Acciones requeridas –
A: Resume en dos oraciones el texto sobre la maternidad.
B: Reproduce el fragmento del texto sobre la maternidad que va de "Su vida siempre" a "detener semejante huracán.".

Texto de la página –
──────────

Sociedad Por Nicolás Cortes 20/10/2019

Maternidad

“Bendito aquel que besa en su presencia, las manos calmas de la madre y más bendito aquel que en su ausencia, reza por su eterna alma...”

Su vida siempre tuvo la textura de la calle. Entre la vereda y los cercos de su casa supo crecer mirando siempre un poco más allá del parque San Martin. Había nacido con tan poco, que nunca supo lo que es suficiente. La pobreza ni la aspereza de su mejilla, fueron impedimentos para detener semejante huracán.

Es que estaba hecha de viento, de sol, de montaña, de hierro. Unas cejas que mezclaban mucha seguridad, mente con sabiduría y conocimientos, ojos con curiosidad, piel con carácter, corazón con amores, brazos celosos, posesivos. Más cercana al trabajo que al humor. Más hermana del esfuerzo que de la apariencia, amiga del sudor sin pudor.

──────────

Datos para analizar –
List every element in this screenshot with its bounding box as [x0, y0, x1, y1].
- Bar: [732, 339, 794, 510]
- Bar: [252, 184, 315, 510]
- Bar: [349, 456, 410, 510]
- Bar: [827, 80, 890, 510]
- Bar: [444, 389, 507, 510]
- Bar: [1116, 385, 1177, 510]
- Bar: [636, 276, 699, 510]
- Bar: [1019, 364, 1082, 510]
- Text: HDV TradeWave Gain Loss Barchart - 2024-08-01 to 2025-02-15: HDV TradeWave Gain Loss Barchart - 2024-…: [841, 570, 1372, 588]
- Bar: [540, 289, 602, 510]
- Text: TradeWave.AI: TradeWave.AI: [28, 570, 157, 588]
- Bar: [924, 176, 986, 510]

──────────

Respuestas del ejercicio –
A: Ella creció entre la vereda y los cercos de su casa, mirando más allá del parque San Martin, y ni la pobreza ni la aspereza de su mejilla pudieron detenerla. Tenía seguridad, sabiduría, curiosidad y carácter, y estaba más cerca del trabajo y del esfuerzo que del humor y la apariencia.

B:
Su vida siempre tuvo la textura de la calle. Entre la vereda y los cercos de su casa supo crecer mirando siempre un poco más allá del parque San Martin. Había nacido con tan poco, que nunca supo lo que es suficiente. La pobreza ni la aspereza de su mejilla, fueron impedimentos para detener semejante huracán.